**Given text:**
Working Effectively with Libraries (facade pattern)

Working Effectively with Libraries (facade pattern)

Introduction

When building web apps, making HTTP requests is something you'll do a lot. Whether you're using fetch, Axios, or another library, having a simple way to handle these requests can make your code easier to manage.

The Problem

Here's how API calls often look in many codebases:

// Scattered throughout your app...
async function getUser(id: string) {
  const response = await fetch(`/api/users/${id}`);
  if (!response.ok) throw new Error("Failed to fetch user");
  return response.json();
}

async function updateUser(id: string, data: UserData) {
  const response = await fetch(`/api/users/${id}`, {
    method: "PUT",
    headers: { "Content-Type": "application/json" },
    body: JSON.stringify(data),
  });
  if (!response.ok) throw new Error("Failed to update user");
  return response.json();
}

Issues:

  • Error handling is repeated

  • Changing from fetch to Axios needs updates everywhere

  • Headers and request settings are spread out

A Better Approach

Let's create a simple request function that handles these concerns:

type RequestConfig = {
  method?: "GET" | "POST" | "PUT" | "DELETE";
  headers?: Record<string, string>;
  data?: unknown;
};

async function request<TResponse>(
  url: string,
  config: RequestConfig = {}
): Promise<TResponse> {
  const { method = "GET", headers = {}, data } = config;

  const response = await fetch(url, {
    method,
    headers: {
      "Content-Type": "application/json",
      ...headers,
    },
    ...(data && { body: JSON.stringify(data) }),
  });

  if (!response.ok) {
    throw new Error(`Request failed: ${response.status}`);
  }

  return response.json();
}

// Usage
interface User {
  id: string;
  name: string;
}

async function getUser(id: string) {
  return request<User>(`/api/users/${id}`);
}

async function updateUser(id: string, data: Partial<User>) {
  return request<User>(`/api/users/${id}`, {
    method: "PUT",
    data,
  });
}

Want to Use Axios Instead?

**Tasks to perform:**
• 1. In two or three sentences, explain why the facade pattern article treats API calls written separately throughout a codebase as a problem.
• 2. From the facade pattern article, retype the part that opens with the words containing "Introduction" and closes with "easier to manage.".
The listing that comes next has nothing to do with the work on this text.

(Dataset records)
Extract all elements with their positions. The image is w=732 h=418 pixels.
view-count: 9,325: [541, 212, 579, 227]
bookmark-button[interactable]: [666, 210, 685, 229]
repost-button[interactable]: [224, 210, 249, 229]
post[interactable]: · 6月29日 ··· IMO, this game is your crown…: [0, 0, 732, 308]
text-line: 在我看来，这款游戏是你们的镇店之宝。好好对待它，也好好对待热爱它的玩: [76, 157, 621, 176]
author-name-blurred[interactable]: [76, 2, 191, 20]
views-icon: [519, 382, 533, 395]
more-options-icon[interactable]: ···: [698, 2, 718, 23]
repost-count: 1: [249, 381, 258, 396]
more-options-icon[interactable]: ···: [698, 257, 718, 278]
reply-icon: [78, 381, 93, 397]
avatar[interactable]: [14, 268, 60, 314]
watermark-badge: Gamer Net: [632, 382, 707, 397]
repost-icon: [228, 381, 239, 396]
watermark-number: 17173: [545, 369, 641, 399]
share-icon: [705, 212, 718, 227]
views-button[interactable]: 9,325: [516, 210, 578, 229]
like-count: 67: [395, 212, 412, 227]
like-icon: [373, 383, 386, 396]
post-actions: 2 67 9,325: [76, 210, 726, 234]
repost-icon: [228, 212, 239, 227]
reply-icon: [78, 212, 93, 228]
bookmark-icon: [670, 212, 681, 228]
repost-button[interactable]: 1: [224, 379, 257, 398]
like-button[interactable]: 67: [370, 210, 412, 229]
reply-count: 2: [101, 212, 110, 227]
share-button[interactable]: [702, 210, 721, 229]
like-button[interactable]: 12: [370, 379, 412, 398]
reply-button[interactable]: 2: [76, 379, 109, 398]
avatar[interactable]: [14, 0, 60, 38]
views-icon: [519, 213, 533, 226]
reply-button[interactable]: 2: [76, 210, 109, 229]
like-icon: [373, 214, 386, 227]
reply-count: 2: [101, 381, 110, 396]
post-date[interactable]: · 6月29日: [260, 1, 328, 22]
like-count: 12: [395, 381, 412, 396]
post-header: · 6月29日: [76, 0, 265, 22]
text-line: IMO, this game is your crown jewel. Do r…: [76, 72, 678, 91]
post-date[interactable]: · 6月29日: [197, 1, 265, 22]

**List of solutions:**
• 1. When each call is written on its own, the same error handling gets repeated in every function. Moving from fetch to Axios would mean changing code everywhere, and headers and request settings end up spread out instead of kept in one place.

• 2.
Introduction

When building web apps, making HTTP requests is something you'll do a lot. Whether you're using fetch, Axios, or another library, having a simple way to handle these requests can make your code easier to manage.